— BEGIN The data —
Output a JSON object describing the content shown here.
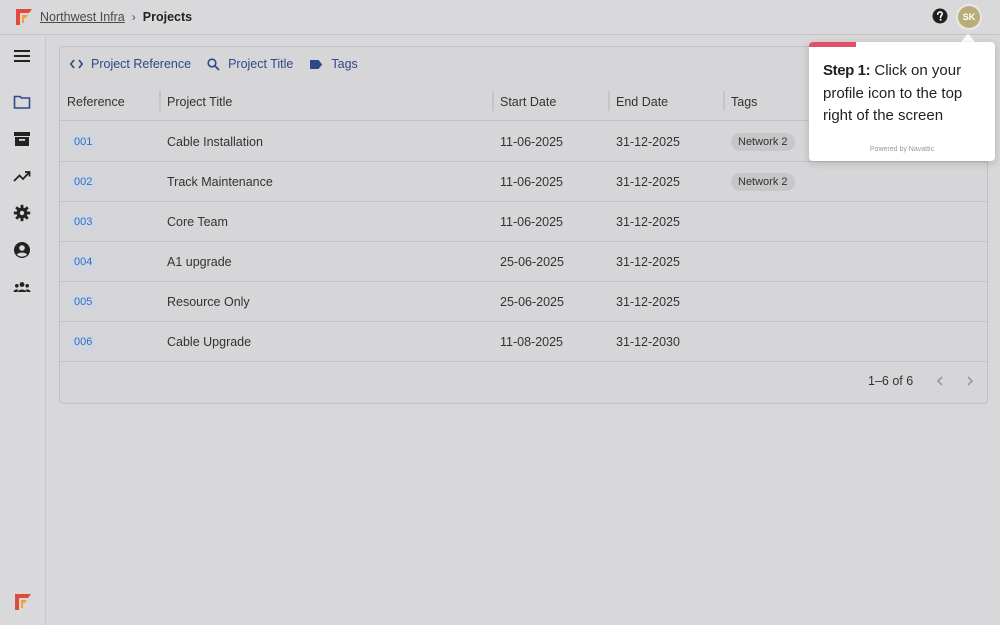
{
  "header": {
    "breadcrumb_root": "Northwest Infra",
    "breadcrumb_sep": "›",
    "breadcrumb_current": "Projects",
    "avatar_initials": "SK"
  },
  "sidebar": {
    "items": [
      {
        "icon": "menu-icon"
      },
      {
        "icon": "folder-icon"
      },
      {
        "icon": "archive-icon"
      },
      {
        "icon": "trending-up-icon"
      },
      {
        "icon": "gear-icon"
      },
      {
        "icon": "account-circle-icon"
      },
      {
        "icon": "group-icon"
      }
    ]
  },
  "filters": {
    "reference": "Project Reference",
    "title": "Project Title",
    "tags": "Tags"
  },
  "table": {
    "columns": [
      "Reference",
      "Project Title",
      "Start Date",
      "End Date",
      "Tags"
    ],
    "rows": [
      {
        "ref": "001",
        "title": "Cable Installation",
        "start": "11-06-2025",
        "end": "31-12-2025",
        "tag": "Network 2"
      },
      {
        "ref": "002",
        "title": "Track Maintenance",
        "start": "11-06-2025",
        "end": "31-12-2025",
        "tag": "Network 2"
      },
      {
        "ref": "003",
        "title": "Core Team",
        "start": "11-06-2025",
        "end": "31-12-2025",
        "tag": ""
      },
      {
        "ref": "004",
        "title": "A1 upgrade",
        "start": "25-06-2025",
        "end": "31-12-2025",
        "tag": ""
      },
      {
        "ref": "005",
        "title": "Resource Only",
        "start": "25-06-2025",
        "end": "31-12-2025",
        "tag": ""
      },
      {
        "ref": "006",
        "title": "Cable Upgrade",
        "start": "11-08-2025",
        "end": "31-12-2030",
        "tag": ""
      }
    ]
  },
  "pagination": {
    "range": "1–6 of 6"
  },
  "tooltip": {
    "step": "Step 1:",
    "text": " Click on your profile icon to the top right of the screen",
    "powered": "Powered by Navattic",
    "progress": 0.25
  },
  "colors": {
    "accent": "#2d4a86",
    "link": "#2e6fc9",
    "progress": "#e0506a",
    "logo_red": "#e14b3b",
    "logo_orange": "#f2a23a"
  }
}
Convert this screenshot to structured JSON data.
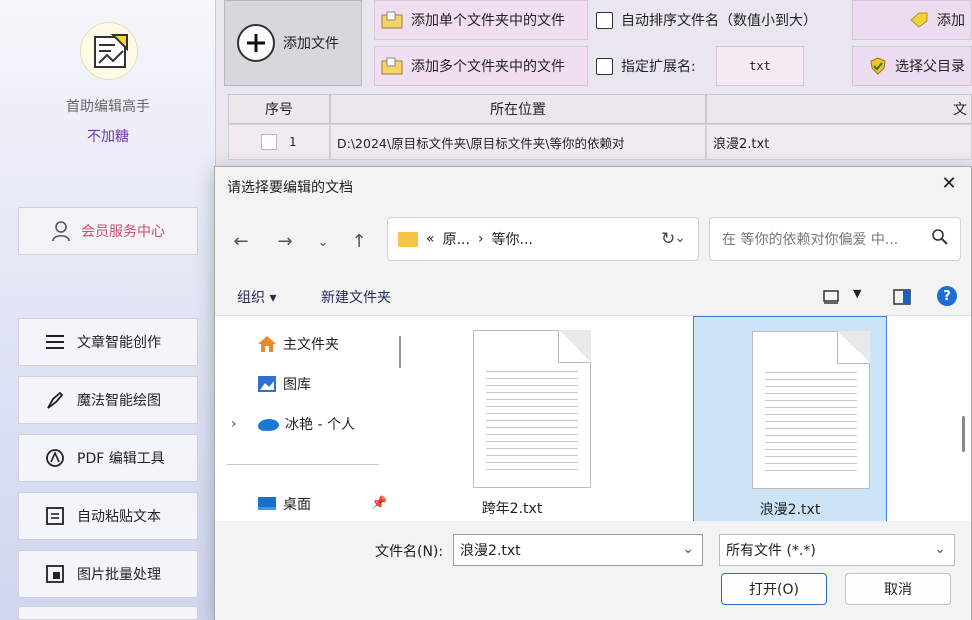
— END The data —
Work to complete: Copy each line of the listing that holds the word "JSON".

Response below:
Output a JSON object describing the content shown here.
Convert this screenshot to structured JSON data.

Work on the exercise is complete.